(Dataset items)
++++++++++

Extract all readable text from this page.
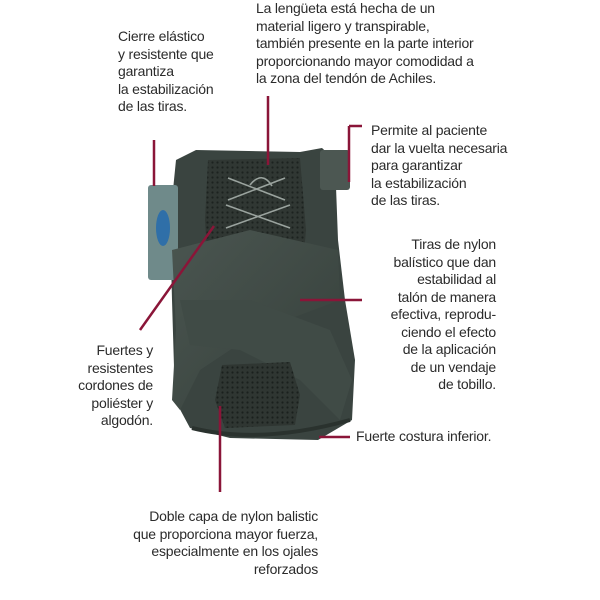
Cierre elástico
y resistente que
garantiza
la estabilización
de las tiras.
La lengüeta está hecha de un
material ligero y transpirable,
también presente en la parte interior
proporcionando mayor comodidad a
la zona del tendón de Achiles.
Permite al paciente
dar la vuelta necesaria
para garantizar
la estabilización
de las tiras.
Tiras de nylon
balístico que dan
estabilidad al
talón de manera
efectiva, reprodu-
ciendo el efecto
de la aplicación
de un vendaje
de tobillo.
Fuertes y
resistentes
cordones de
poliéster y
algodón.
Fuerte costura inferior.
Doble capa de nylon balistic
que proporciona mayor fuerza,
especialmente en los ojales
reforzados
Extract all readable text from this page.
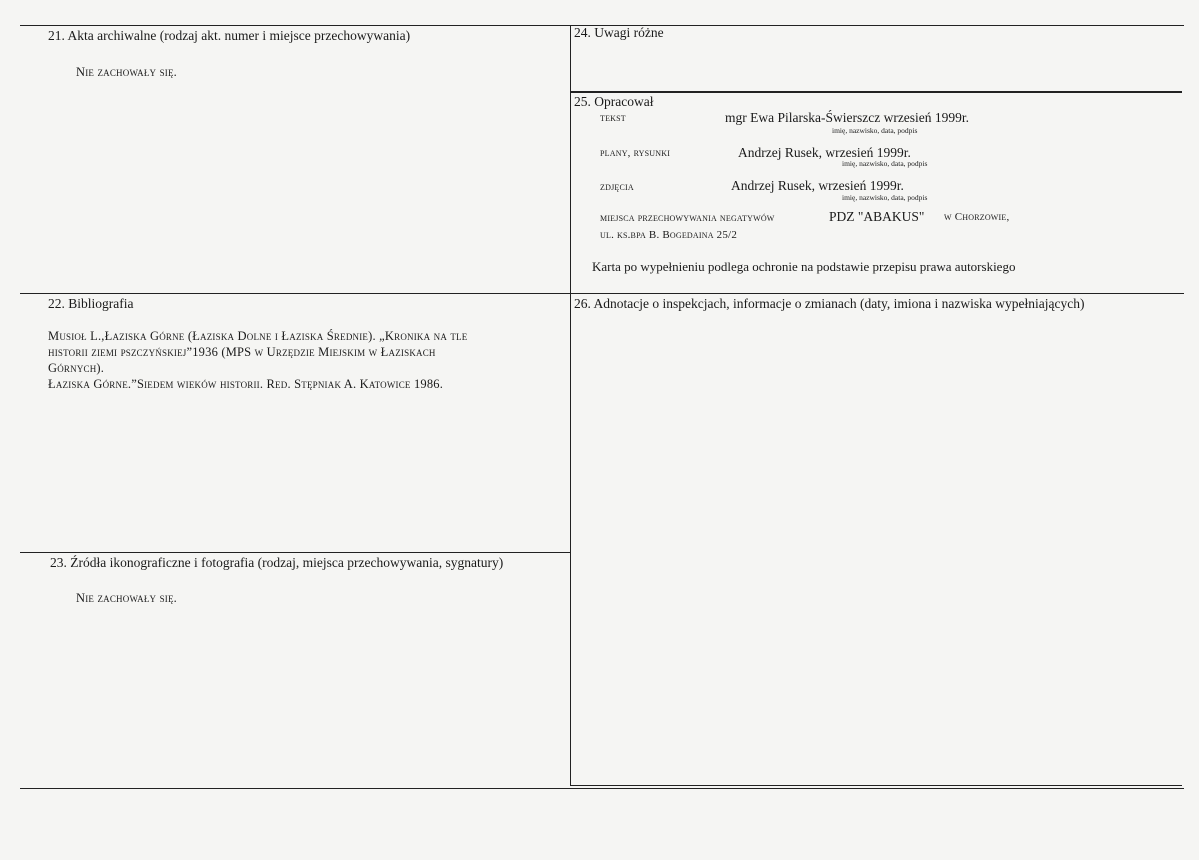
21. Akta archiwalne (rodzaj akt. numer i miejsce przechowywania)
Nie zachowały się.
24. Uwagi różne
25. Opracował
tekst	mgr Ewa Pilarska-Świerszcz wrzesień 1999r.
imię, nazwisko, data, podpis
plany, rysunki	Andrzej Rusek, wrzesień 1999r.
imię, nazwisko, data, podpis
zdjęcia	Andrzej Rusek, wrzesień 1999r.
imię, nazwisko, data, podpis
miejsca przechowywania negatywów	PDZ "ABAKUS" w Chorzowie,
ul. ks.bpa B. Bogedaina 25/2
Karta po wypełnieniu podlega ochronie na podstawie przepisu prawa autorskiego
22. Bibliografia
Musioł L.,Łaziska Górne (Łaziska Dolne i Łaziska Średnie). „Kronika na tle
historii ziemi pszczyńskiej”1936 (MPS w Urzędzie Miejskim w Łaziskach
Górnych).
Łaziska Górne.”Siedem wieków historii. Red. Stępniak A. Katowice 1986.
26. Adnotacje o inspekcjach, informacje o zmianach (daty, imiona i nazwiska wypełniających)
23. Źródła ikonograficzne i fotografia (rodzaj, miejsca przechowywania, sygnatury)
Nie zachowały się.
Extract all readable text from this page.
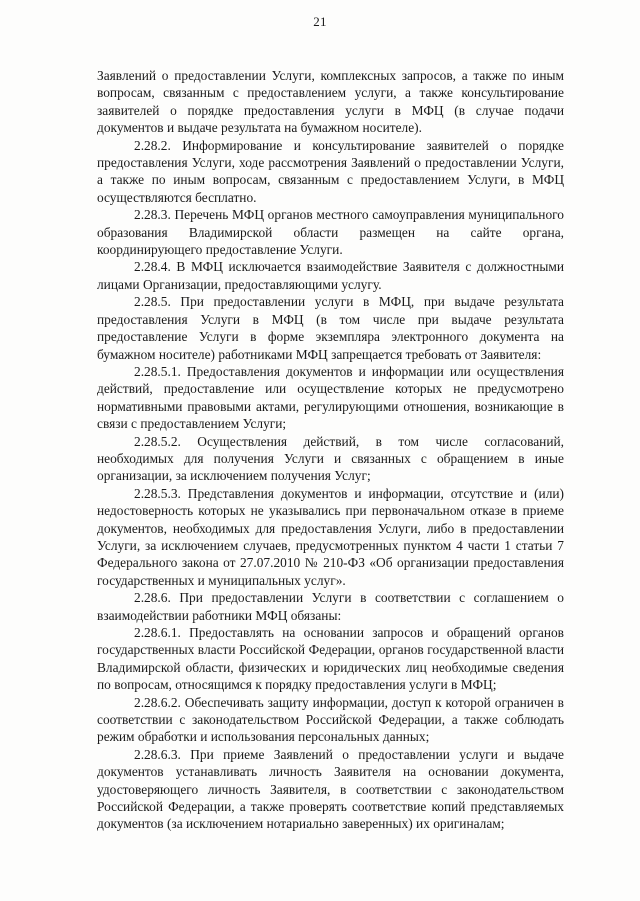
21

Заявлений о предоставлении Услуги, комплексных запросов, а также по иным вопросам, связанным с предоставлением услуги, а также консультирование заявителей о порядке предоставления услуги в МФЦ (в случае подачи документов и выдаче результата на бумажном носителе).

2.28.2. Информирование и консультирование заявителей о порядке предоставления Услуги, ходе рассмотрения Заявлений о предоставлении Услуги, а также по иным вопросам, связанным с предоставлением Услуги, в МФЦ осуществляются бесплатно.

2.28.3. Перечень МФЦ органов местного самоуправления муниципального образования Владимирской области размещен на сайте органа, координирующего предоставление Услуги.

2.28.4. В МФЦ исключается взаимодействие Заявителя с должностными лицами Организации, предоставляющими услугу.

2.28.5. При предоставлении услуги в МФЦ, при выдаче результата предоставления Услуги в МФЦ (в том числе при выдаче результата предоставление Услуги в форме экземпляра электронного документа на бумажном носителе) работниками МФЦ запрещается требовать от Заявителя:

2.28.5.1. Предоставления документов и информации или осуществления действий, предоставление или осуществление которых не предусмотрено нормативными правовыми актами, регулирующими отношения, возникающие в связи с предоставлением Услуги;

2.28.5.2. Осуществления действий, в том числе согласований, необходимых для получения Услуги и связанных с обращением в иные организации, за исключением получения Услуг;

2.28.5.3. Представления документов и информации, отсутствие и (или) недостоверность которых не указывались при первоначальном отказе в приеме документов, необходимых для предоставления Услуги, либо в предоставлении Услуги, за исключением случаев, предусмотренных пунктом 4 части 1 статьи 7 Федерального закона от 27.07.2010 № 210-ФЗ «Об организации предоставления государственных и муниципальных услуг».

2.28.6. При предоставлении Услуги в соответствии с соглашением о взаимодействии работники МФЦ обязаны:

2.28.6.1. Предоставлять на основании запросов и обращений органов государственных власти Российской Федерации, органов государственной власти Владимирской области, физических и юридических лиц необходимые сведения по вопросам, относящимся к порядку предоставления услуги в МФЦ;

2.28.6.2. Обеспечивать защиту информации, доступ к которой ограничен в соответствии с законодательством Российской Федерации, а также соблюдать режим обработки и использования персональных данных;

2.28.6.3. При приеме Заявлений о предоставлении услуги и выдаче документов устанавливать личность Заявителя на основании документа, удостоверяющего личность Заявителя, в соответствии с законодательством Российской Федерации, а также проверять соответствие копий представляемых документов (за исключением нотариально заверенных) их оригиналам;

++++++++++

▸ **Requirements**: Copy each line holding the word "miejsca" from the listing above.

▸ **Result of this exercise**:
miejsca przechowywania negatywów	PDZ "ABAKUS" w Chorzowie,
23. Źródła ikonograficzne i fotografia (rodzaj, miejsca przechowywania, sygnatury)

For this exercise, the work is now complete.